**Required task**
Reproduce the material in full, exactly as written.
=======
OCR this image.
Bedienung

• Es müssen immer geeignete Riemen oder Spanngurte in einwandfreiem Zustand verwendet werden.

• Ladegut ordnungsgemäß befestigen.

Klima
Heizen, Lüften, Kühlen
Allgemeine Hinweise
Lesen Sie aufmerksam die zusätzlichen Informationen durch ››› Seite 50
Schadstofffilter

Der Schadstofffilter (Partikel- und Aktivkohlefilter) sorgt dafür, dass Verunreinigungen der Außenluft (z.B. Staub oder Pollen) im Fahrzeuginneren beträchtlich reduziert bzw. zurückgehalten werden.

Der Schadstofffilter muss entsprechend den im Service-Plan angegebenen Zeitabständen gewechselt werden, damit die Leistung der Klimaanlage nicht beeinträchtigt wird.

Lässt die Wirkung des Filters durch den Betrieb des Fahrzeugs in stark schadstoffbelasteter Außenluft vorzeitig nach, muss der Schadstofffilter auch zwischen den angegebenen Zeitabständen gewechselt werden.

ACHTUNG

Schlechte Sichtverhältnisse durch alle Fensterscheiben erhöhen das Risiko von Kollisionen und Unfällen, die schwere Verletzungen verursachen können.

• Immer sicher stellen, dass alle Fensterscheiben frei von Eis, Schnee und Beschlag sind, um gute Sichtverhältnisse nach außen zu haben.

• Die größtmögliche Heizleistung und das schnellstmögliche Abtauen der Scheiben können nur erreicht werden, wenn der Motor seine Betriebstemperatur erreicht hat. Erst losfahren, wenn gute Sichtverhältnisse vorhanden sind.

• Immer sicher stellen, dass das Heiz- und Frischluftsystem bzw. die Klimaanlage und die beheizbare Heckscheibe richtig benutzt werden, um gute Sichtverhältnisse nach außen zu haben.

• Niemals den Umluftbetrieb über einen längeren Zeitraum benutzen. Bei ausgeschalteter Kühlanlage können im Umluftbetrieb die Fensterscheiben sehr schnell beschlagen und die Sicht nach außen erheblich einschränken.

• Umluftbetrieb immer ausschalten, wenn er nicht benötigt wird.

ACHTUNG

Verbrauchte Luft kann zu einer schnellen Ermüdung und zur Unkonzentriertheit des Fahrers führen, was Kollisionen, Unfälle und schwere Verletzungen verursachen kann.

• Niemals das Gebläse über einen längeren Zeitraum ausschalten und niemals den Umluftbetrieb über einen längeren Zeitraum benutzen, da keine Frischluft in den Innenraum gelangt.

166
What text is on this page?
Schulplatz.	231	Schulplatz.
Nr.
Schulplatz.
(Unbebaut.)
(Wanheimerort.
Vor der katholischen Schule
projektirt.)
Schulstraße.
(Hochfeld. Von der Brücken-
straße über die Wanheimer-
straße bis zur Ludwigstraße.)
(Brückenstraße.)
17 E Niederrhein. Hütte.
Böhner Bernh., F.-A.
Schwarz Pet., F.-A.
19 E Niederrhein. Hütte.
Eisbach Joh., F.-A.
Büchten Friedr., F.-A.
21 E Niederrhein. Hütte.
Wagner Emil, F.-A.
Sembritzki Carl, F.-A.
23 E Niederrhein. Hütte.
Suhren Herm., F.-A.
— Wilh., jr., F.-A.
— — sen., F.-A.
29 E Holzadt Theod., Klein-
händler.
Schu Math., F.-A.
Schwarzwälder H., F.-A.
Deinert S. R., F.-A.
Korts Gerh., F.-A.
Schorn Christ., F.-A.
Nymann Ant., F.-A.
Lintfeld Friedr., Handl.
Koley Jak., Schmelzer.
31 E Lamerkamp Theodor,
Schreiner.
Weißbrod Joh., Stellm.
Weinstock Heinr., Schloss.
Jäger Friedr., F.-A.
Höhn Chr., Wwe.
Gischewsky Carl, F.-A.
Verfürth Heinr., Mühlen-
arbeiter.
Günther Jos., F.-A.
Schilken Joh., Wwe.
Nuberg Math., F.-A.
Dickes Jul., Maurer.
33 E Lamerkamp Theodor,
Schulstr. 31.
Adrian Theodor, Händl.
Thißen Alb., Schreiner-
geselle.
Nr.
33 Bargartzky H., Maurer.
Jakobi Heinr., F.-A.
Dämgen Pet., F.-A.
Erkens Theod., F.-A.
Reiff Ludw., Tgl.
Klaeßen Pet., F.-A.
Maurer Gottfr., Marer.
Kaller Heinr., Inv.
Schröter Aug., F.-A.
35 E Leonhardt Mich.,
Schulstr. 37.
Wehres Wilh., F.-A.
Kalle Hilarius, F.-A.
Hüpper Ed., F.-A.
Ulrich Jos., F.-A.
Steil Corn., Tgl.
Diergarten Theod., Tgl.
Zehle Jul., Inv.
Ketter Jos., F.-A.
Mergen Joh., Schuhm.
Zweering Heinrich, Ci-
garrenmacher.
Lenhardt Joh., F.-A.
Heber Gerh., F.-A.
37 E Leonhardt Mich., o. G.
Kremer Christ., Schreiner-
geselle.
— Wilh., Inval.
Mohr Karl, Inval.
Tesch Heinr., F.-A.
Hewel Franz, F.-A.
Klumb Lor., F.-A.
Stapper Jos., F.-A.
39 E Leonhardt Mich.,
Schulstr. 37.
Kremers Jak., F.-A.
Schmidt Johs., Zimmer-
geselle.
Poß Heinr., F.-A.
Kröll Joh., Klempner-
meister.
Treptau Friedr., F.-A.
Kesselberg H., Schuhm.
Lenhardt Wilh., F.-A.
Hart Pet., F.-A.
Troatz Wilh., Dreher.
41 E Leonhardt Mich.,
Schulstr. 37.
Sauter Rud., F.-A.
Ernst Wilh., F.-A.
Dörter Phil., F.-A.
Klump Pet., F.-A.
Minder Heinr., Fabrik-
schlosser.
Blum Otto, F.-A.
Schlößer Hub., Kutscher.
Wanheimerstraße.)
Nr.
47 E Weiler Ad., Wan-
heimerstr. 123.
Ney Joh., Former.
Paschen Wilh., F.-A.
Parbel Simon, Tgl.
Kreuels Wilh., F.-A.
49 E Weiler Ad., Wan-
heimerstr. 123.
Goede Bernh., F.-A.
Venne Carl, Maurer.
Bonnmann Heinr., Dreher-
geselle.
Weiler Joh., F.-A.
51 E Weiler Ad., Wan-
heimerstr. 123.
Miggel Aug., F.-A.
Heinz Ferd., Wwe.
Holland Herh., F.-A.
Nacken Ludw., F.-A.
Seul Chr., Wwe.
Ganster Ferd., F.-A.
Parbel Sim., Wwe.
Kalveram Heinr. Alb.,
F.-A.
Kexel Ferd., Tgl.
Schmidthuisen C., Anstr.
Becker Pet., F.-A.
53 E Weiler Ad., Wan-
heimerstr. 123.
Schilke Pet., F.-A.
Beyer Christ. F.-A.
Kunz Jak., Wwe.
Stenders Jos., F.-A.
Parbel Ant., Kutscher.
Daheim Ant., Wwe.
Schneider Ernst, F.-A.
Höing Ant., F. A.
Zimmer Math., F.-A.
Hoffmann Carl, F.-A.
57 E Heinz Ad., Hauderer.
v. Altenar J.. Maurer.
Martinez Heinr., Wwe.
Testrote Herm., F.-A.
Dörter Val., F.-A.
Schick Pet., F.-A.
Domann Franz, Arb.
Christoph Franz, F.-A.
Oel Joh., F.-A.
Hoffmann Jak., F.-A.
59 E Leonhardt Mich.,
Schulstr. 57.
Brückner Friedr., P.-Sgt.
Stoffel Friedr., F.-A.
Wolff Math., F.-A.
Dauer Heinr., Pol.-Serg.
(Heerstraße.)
=======
**Response to this exercise**
OCR this image.
Bedienung

• Es müssen immer geeignete Riemen oder Spanngurte in einwandfreiem Zustand verwendet werden.

• Ladegut ordnungsgemäß befestigen.

Klima
Heizen, Lüften, Kühlen
Allgemeine Hinweise
Lesen Sie aufmerksam die zusätzlichen Informationen durch ››› Seite 50
Schadstofffilter

Der Schadstofffilter (Partikel- und Aktivkohlefilter) sorgt dafür, dass Verunreinigungen der Außenluft (z.B. Staub oder Pollen) im Fahrzeuginneren beträchtlich reduziert bzw. zurückgehalten werden.

Der Schadstofffilter muss entsprechend den im Service-Plan angegebenen Zeitabständen gewechselt werden, damit die Leistung der Klimaanlage nicht beeinträchtigt wird.

Lässt die Wirkung des Filters durch den Betrieb des Fahrzeugs in stark schadstoffbelasteter Außenluft vorzeitig nach, muss der Schadstofffilter auch zwischen den angegebenen Zeitabständen gewechselt werden.

ACHTUNG

Schlechte Sichtverhältnisse durch alle Fensterscheiben erhöhen das Risiko von Kollisionen und Unfällen, die schwere Verletzungen verursachen können.

• Immer sicher stellen, dass alle Fensterscheiben frei von Eis, Schnee und Beschlag sind, um gute Sichtverhältnisse nach außen zu haben.

• Die größtmögliche Heizleistung und das schnellstmögliche Abtauen der Scheiben können nur erreicht werden, wenn der Motor seine Betriebstemperatur erreicht hat. Erst losfahren, wenn gute Sichtverhältnisse vorhanden sind.

• Immer sicher stellen, dass das Heiz- und Frischluftsystem bzw. die Klimaanlage und die beheizbare Heckscheibe richtig benutzt werden, um gute Sichtverhältnisse nach außen zu haben.

• Niemals den Umluftbetrieb über einen längeren Zeitraum benutzen. Bei ausgeschalteter Kühlanlage können im Umluftbetrieb die Fensterscheiben sehr schnell beschlagen und die Sicht nach außen erheblich einschränken.

• Umluftbetrieb immer ausschalten, wenn er nicht benötigt wird.

ACHTUNG

Verbrauchte Luft kann zu einer schnellen Ermüdung und zur Unkonzentriertheit des Fahrers führen, was Kollisionen, Unfälle und schwere Verletzungen verursachen kann.

• Niemals das Gebläse über einen längeren Zeitraum ausschalten und niemals den Umluftbetrieb über einen längeren Zeitraum benutzen, da keine Frischluft in den Innenraum gelangt.

166
What text is on this page?
Schulplatz.	231	Schulplatz.
Nr.
Schulplatz.
(Unbebaut.)
(Wanheimerort.
Vor der katholischen Schule
projektirt.)
Schulstraße.
(Hochfeld. Von der Brücken-
straße über die Wanheimer-
straße bis zur Ludwigstraße.)
(Brückenstraße.)
17 E Niederrhein. Hütte.
Böhner Bernh., F.-A.
Schwarz Pet., F.-A.
19 E Niederrhein. Hütte.
Eisbach Joh., F.-A.
Büchten Friedr., F.-A.
21 E Niederrhein. Hütte.
Wagner Emil, F.-A.
Sembritzki Carl, F.-A.
23 E Niederrhein. Hütte.
Suhren Herm., F.-A.
— Wilh., jr., F.-A.
— — sen., F.-A.
29 E Holzadt Theod., Klein-
händler.
Schu Math., F.-A.
Schwarzwälder H., F.-A.
Deinert S. R., F.-A.
Korts Gerh., F.-A.
Schorn Christ., F.-A.
Nymann Ant., F.-A.
Lintfeld Friedr., Handl.
Koley Jak., Schmelzer.
31 E Lamerkamp Theodor,
Schreiner.
Weißbrod Joh., Stellm.
Weinstock Heinr., Schloss.
Jäger Friedr., F.-A.
Höhn Chr., Wwe.
Gischewsky Carl, F.-A.
Verfürth Heinr., Mühlen-
arbeiter.
Günther Jos., F.-A.
Schilken Joh., Wwe.
Nuberg Math., F.-A.
Dickes Jul., Maurer.
33 E Lamerkamp Theodor,
Schulstr. 31.
Adrian Theodor, Händl.
Thißen Alb., Schreiner-
geselle.
Nr.
33 Bargartzky H., Maurer.
Jakobi Heinr., F.-A.
Dämgen Pet., F.-A.
Erkens Theod., F.-A.
Reiff Ludw., Tgl.
Klaeßen Pet., F.-A.
Maurer Gottfr., Marer.
Kaller Heinr., Inv.
Schröter Aug., F.-A.
35 E Leonhardt Mich.,
Schulstr. 37.
Wehres Wilh., F.-A.
Kalle Hilarius, F.-A.
Hüpper Ed., F.-A.
Ulrich Jos., F.-A.
Steil Corn., Tgl.
Diergarten Theod., Tgl.
Zehle Jul., Inv.
Ketter Jos., F.-A.
Mergen Joh., Schuhm.
Zweering Heinrich, Ci-
garrenmacher.
Lenhardt Joh., F.-A.
Heber Gerh., F.-A.
37 E Leonhardt Mich., o. G.
Kremer Christ., Schreiner-
geselle.
— Wilh., Inval.
Mohr Karl, Inval.
Tesch Heinr., F.-A.
Hewel Franz, F.-A.
Klumb Lor., F.-A.
Stapper Jos., F.-A.
39 E Leonhardt Mich.,
Schulstr. 37.
Kremers Jak., F.-A.
Schmidt Johs., Zimmer-
geselle.
Poß Heinr., F.-A.
Kröll Joh., Klempner-
meister.
Treptau Friedr., F.-A.
Kesselberg H., Schuhm.
Lenhardt Wilh., F.-A.
Hart Pet., F.-A.
Troatz Wilh., Dreher.
41 E Leonhardt Mich.,
Schulstr. 37.
Sauter Rud., F.-A.
Ernst Wilh., F.-A.
Dörter Phil., F.-A.
Klump Pet., F.-A.
Minder Heinr., Fabrik-
schlosser.
Blum Otto, F.-A.
Schlößer Hub., Kutscher.
Wanheimerstraße.)
Nr.
47 E Weiler Ad., Wan-
heimerstr. 123.
Ney Joh., Former.
Paschen Wilh., F.-A.
Parbel Simon, Tgl.
Kreuels Wilh., F.-A.
49 E Weiler Ad., Wan-
heimerstr. 123.
Goede Bernh., F.-A.
Venne Carl, Maurer.
Bonnmann Heinr., Dreher-
geselle.
Weiler Joh., F.-A.
51 E Weiler Ad., Wan-
heimerstr. 123.
Miggel Aug., F.-A.
Heinz Ferd., Wwe.
Holland Herh., F.-A.
Nacken Ludw., F.-A.
Seul Chr., Wwe.
Ganster Ferd., F.-A.
Parbel Sim., Wwe.
Kalveram Heinr. Alb.,
F.-A.
Kexel Ferd., Tgl.
Schmidthuisen C., Anstr.
Becker Pet., F.-A.
53 E Weiler Ad., Wan-
heimerstr. 123.
Schilke Pet., F.-A.
Beyer Christ. F.-A.
Kunz Jak., Wwe.
Stenders Jos., F.-A.
Parbel Ant., Kutscher.
Daheim Ant., Wwe.
Schneider Ernst, F.-A.
Höing Ant., F. A.
Zimmer Math., F.-A.
Hoffmann Carl, F.-A.
57 E Heinz Ad., Hauderer.
v. Altenar J.. Maurer.
Martinez Heinr., Wwe.
Testrote Herm., F.-A.
Dörter Val., F.-A.
Schick Pet., F.-A.
Domann Franz, Arb.
Christoph Franz, F.-A.
Oel Joh., F.-A.
Hoffmann Jak., F.-A.
59 E Leonhardt Mich.,
Schulstr. 57.
Brückner Friedr., P.-Sgt.
Stoffel Friedr., F.-A.
Wolff Math., F.-A.
Dauer Heinr., Pol.-Serg.
(Heerstraße.)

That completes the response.